-- Start EXCERPTED DATA --

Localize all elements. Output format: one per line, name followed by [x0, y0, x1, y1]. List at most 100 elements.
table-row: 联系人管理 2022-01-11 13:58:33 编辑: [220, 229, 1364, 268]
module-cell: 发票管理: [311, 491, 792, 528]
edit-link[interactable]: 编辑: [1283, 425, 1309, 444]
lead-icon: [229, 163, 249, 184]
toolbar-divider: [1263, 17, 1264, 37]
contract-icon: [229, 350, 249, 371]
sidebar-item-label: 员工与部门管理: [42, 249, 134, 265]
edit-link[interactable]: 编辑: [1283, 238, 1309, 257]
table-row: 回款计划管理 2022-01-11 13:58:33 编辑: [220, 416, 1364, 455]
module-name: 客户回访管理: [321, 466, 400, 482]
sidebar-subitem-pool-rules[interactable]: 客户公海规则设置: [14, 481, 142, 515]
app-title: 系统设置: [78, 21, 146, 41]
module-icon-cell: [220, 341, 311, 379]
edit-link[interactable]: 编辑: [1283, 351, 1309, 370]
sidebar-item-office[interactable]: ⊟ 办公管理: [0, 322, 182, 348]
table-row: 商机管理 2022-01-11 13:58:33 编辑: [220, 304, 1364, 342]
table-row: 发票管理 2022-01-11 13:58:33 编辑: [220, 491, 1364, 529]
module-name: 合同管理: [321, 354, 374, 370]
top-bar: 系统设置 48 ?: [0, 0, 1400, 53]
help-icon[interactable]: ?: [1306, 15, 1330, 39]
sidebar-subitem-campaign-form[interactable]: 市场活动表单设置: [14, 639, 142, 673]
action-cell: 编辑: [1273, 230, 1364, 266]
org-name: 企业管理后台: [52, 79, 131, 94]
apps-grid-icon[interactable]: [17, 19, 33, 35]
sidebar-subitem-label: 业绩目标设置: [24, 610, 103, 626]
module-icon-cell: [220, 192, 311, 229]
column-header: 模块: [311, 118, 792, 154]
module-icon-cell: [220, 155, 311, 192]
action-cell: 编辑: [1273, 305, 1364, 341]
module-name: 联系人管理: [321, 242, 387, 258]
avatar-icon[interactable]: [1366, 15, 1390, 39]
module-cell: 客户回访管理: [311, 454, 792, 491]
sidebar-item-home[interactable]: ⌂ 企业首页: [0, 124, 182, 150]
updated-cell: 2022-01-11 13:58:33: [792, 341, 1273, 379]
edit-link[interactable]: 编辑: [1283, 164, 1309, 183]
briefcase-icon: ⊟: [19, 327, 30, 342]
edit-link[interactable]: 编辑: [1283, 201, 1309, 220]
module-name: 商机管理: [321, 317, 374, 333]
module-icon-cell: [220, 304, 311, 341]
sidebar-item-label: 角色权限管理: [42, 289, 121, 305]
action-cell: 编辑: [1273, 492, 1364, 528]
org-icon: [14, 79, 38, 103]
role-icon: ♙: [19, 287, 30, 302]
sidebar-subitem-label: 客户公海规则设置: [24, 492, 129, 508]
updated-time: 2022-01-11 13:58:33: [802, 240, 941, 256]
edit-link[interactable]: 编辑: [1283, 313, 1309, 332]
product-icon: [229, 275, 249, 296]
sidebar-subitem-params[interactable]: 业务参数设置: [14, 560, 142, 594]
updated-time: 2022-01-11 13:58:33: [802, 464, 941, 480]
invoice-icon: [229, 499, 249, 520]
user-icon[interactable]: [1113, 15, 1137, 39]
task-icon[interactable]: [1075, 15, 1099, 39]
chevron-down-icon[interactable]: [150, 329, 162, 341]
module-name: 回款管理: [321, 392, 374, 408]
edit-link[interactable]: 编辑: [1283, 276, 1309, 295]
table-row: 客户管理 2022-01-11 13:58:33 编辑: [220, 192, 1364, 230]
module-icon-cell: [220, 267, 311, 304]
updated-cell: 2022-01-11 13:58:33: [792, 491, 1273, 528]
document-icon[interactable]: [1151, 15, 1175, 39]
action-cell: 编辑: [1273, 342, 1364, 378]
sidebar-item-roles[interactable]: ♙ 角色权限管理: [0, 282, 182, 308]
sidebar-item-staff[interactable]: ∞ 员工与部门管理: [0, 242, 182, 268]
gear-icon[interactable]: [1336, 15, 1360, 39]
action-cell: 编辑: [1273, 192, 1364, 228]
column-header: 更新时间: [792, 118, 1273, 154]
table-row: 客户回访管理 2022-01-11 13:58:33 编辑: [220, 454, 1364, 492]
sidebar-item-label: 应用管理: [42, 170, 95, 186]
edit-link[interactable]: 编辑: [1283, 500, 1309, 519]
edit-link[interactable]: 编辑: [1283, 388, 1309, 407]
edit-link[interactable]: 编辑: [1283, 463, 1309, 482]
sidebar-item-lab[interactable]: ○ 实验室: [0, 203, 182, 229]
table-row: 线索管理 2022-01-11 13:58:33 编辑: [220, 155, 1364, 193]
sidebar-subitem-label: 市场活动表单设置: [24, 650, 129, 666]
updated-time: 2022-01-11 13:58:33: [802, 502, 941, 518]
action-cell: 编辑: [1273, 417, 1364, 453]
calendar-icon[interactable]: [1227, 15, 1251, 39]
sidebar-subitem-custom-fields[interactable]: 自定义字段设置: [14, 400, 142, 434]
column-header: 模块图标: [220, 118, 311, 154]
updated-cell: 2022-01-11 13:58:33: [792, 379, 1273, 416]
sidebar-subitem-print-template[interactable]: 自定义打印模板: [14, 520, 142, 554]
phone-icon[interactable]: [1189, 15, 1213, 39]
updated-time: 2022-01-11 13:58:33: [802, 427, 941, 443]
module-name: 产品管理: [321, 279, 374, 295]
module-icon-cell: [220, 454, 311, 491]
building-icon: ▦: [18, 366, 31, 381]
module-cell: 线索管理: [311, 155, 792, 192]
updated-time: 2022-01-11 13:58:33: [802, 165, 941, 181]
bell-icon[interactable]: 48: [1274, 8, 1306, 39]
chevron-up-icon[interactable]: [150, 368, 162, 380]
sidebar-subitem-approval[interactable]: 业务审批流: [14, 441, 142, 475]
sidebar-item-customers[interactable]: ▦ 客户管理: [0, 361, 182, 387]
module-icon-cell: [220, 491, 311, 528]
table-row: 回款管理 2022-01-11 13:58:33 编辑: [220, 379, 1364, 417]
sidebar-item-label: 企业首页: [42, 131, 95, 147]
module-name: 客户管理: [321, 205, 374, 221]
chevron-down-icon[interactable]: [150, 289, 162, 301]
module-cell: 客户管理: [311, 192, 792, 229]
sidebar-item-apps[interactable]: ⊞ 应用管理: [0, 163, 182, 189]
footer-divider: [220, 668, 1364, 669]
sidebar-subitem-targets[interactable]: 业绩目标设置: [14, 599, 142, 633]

-- End EXCERPTED DATA --

WRITTEN INSTRUCTION: Format every line of the items above as a numbered list, leaving out blank lines.

EXERCISE ANSWER:
1. Localize all elements. Output format: one per line, name followed by [x0, y0, x1, y1]. List at most 100 elements.
2. table-row: 联系人管理 2022-01-11 13:58:33 编辑: [220, 229, 1364, 268]
3. module-cell: 发票管理: [311, 491, 792, 528]
4. edit-link[interactable]: 编辑: [1283, 425, 1309, 444]
5. lead-icon: [229, 163, 249, 184]
6. toolbar-divider: [1263, 17, 1264, 37]
7. contract-icon: [229, 350, 249, 371]
8. sidebar-item-label: 员工与部门管理: [42, 249, 134, 265]
9. edit-link[interactable]: 编辑: [1283, 238, 1309, 257]
10. table-row: 回款计划管理 2022-01-11 13:58:33 编辑: [220, 416, 1364, 455]
11. module-name: 客户回访管理: [321, 466, 400, 482]
12. sidebar-subitem-pool-rules[interactable]: 客户公海规则设置: [14, 481, 142, 515]
13. app-title: 系统设置: [78, 21, 146, 41]
14. module-icon-cell: [220, 341, 311, 379]
15. edit-link[interactable]: 编辑: [1283, 351, 1309, 370]
16. sidebar-item-office[interactable]: ⊟ 办公管理: [0, 322, 182, 348]
17. table-row: 商机管理 2022-01-11 13:58:33 编辑: [220, 304, 1364, 342]
18. table-row: 发票管理 2022-01-11 13:58:33 编辑: [220, 491, 1364, 529]
19. module-name: 合同管理: [321, 354, 374, 370]
20. top-bar: 系统设置 48 ?: [0, 0, 1400, 53]
21. help-icon[interactable]: ?: [1306, 15, 1330, 39]
22. sidebar-subitem-campaign-form[interactable]: 市场活动表单设置: [14, 639, 142, 673]
23. action-cell: 编辑: [1273, 230, 1364, 266]
24. org-name: 企业管理后台: [52, 79, 131, 94]
25. apps-grid-icon[interactable]: [17, 19, 33, 35]
26. sidebar-subitem-label: 业绩目标设置: [24, 610, 103, 626]
27. module-icon-cell: [220, 192, 311, 229]
28. column-header: 模块: [311, 118, 792, 154]
29. module-icon-cell: [220, 155, 311, 192]
30. action-cell: 编辑: [1273, 305, 1364, 341]
31. module-name: 联系人管理: [321, 242, 387, 258]
32. avatar-icon[interactable]: [1366, 15, 1390, 39]
33. module-cell: 客户回访管理: [311, 454, 792, 491]
34. sidebar-item-home[interactable]: ⌂ 企业首页: [0, 124, 182, 150]
35. updated-cell: 2022-01-11 13:58:33: [792, 341, 1273, 379]
36. edit-link[interactable]: 编辑: [1283, 164, 1309, 183]
37. briefcase-icon: ⊟: [19, 327, 30, 342]
38. edit-link[interactable]: 编辑: [1283, 201, 1309, 220]
39. module-name: 商机管理: [321, 317, 374, 333]
40. module-icon-cell: [220, 304, 311, 341]
41. sidebar-item-label: 角色权限管理: [42, 289, 121, 305]
42. action-cell: 编辑: [1273, 492, 1364, 528]
43. org-icon: [14, 79, 38, 103]
44. role-icon: ♙: [19, 287, 30, 302]
45. sidebar-subitem-label: 客户公海规则设置: [24, 492, 129, 508]
46. updated-time: 2022-01-11 13:58:33: [802, 240, 941, 256]
47. edit-link[interactable]: 编辑: [1283, 313, 1309, 332]
48. product-icon: [229, 275, 249, 296]
49. sidebar-subitem-params[interactable]: 业务参数设置: [14, 560, 142, 594]
50. updated-time: 2022-01-11 13:58:33: [802, 464, 941, 480]
51. invoice-icon: [229, 499, 249, 520]
52. user-icon[interactable]: [1113, 15, 1137, 39]
53. task-icon[interactable]: [1075, 15, 1099, 39]
54. chevron-down-icon[interactable]: [150, 329, 162, 341]
55. module-name: 回款管理: [321, 392, 374, 408]
56. edit-link[interactable]: 编辑: [1283, 276, 1309, 295]
57. table-row: 客户管理 2022-01-11 13:58:33 编辑: [220, 192, 1364, 230]
58. module-icon-cell: [220, 267, 311, 304]
59. updated-cell: 2022-01-11 13:58:33: [792, 491, 1273, 528]
60. document-icon[interactable]: [1151, 15, 1175, 39]
61. action-cell: 编辑: [1273, 342, 1364, 378]
62. sidebar-item-roles[interactable]: ♙ 角色权限管理: [0, 282, 182, 308]
63. sidebar-item-staff[interactable]: ∞ 员工与部门管理: [0, 242, 182, 268]
64. gear-icon[interactable]: [1336, 15, 1360, 39]
65. action-cell: 编辑: [1273, 192, 1364, 228]
66. column-header: 更新时间: [792, 118, 1273, 154]
67. table-row: 客户回访管理 2022-01-11 13:58:33 编辑: [220, 454, 1364, 492]
68. sidebar-item-label: 应用管理: [42, 170, 95, 186]
69. edit-link[interactable]: 编辑: [1283, 500, 1309, 519]
70. edit-link[interactable]: 编辑: [1283, 388, 1309, 407]
71. edit-link[interactable]: 编辑: [1283, 463, 1309, 482]
72. sidebar-item-lab[interactable]: ○ 实验室: [0, 203, 182, 229]
73. table-row: 线索管理 2022-01-11 13:58:33 编辑: [220, 155, 1364, 193]
74. sidebar-subitem-label: 市场活动表单设置: [24, 650, 129, 666]
75. updated-time: 2022-01-11 13:58:33: [802, 502, 941, 518]
76. action-cell: 编辑: [1273, 417, 1364, 453]
77. calendar-icon[interactable]: [1227, 15, 1251, 39]
78. sidebar-subitem-custom-fields[interactable]: 自定义字段设置: [14, 400, 142, 434]
79. column-header: 模块图标: [220, 118, 311, 154]
80. updated-cell: 2022-01-11 13:58:33: [792, 379, 1273, 416]
81. sidebar-subitem-print-template[interactable]: 自定义打印模板: [14, 520, 142, 554]
82. phone-icon[interactable]: [1189, 15, 1213, 39]
83. updated-time: 2022-01-11 13:58:33: [802, 427, 941, 443]
84. module-name: 产品管理: [321, 279, 374, 295]
85. module-icon-cell: [220, 454, 311, 491]
86. building-icon: ▦: [18, 366, 31, 381]
87. module-cell: 线索管理: [311, 155, 792, 192]
88. updated-time: 2022-01-11 13:58:33: [802, 165, 941, 181]
89. bell-icon[interactable]: 48: [1274, 8, 1306, 39]
90. chevron-up-icon[interactable]: [150, 368, 162, 380]
91. sidebar-subitem-approval[interactable]: 业务审批流: [14, 441, 142, 475]
92. sidebar-item-customers[interactable]: ▦ 客户管理: [0, 361, 182, 387]
93. module-icon-cell: [220, 491, 311, 528]
94. table-row: 回款管理 2022-01-11 13:58:33 编辑: [220, 379, 1364, 417]
95. sidebar-item-label: 企业首页: [42, 131, 95, 147]
96. module-name: 客户管理: [321, 205, 374, 221]
97. chevron-down-icon[interactable]: [150, 289, 162, 301]
98. module-cell: 客户管理: [311, 192, 792, 229]
99. sidebar-item-apps[interactable]: ⊞ 应用管理: [0, 163, 182, 189]
100. footer-divider: [220, 668, 1364, 669]
101. sidebar-subitem-targets[interactable]: 业绩目标设置: [14, 599, 142, 633]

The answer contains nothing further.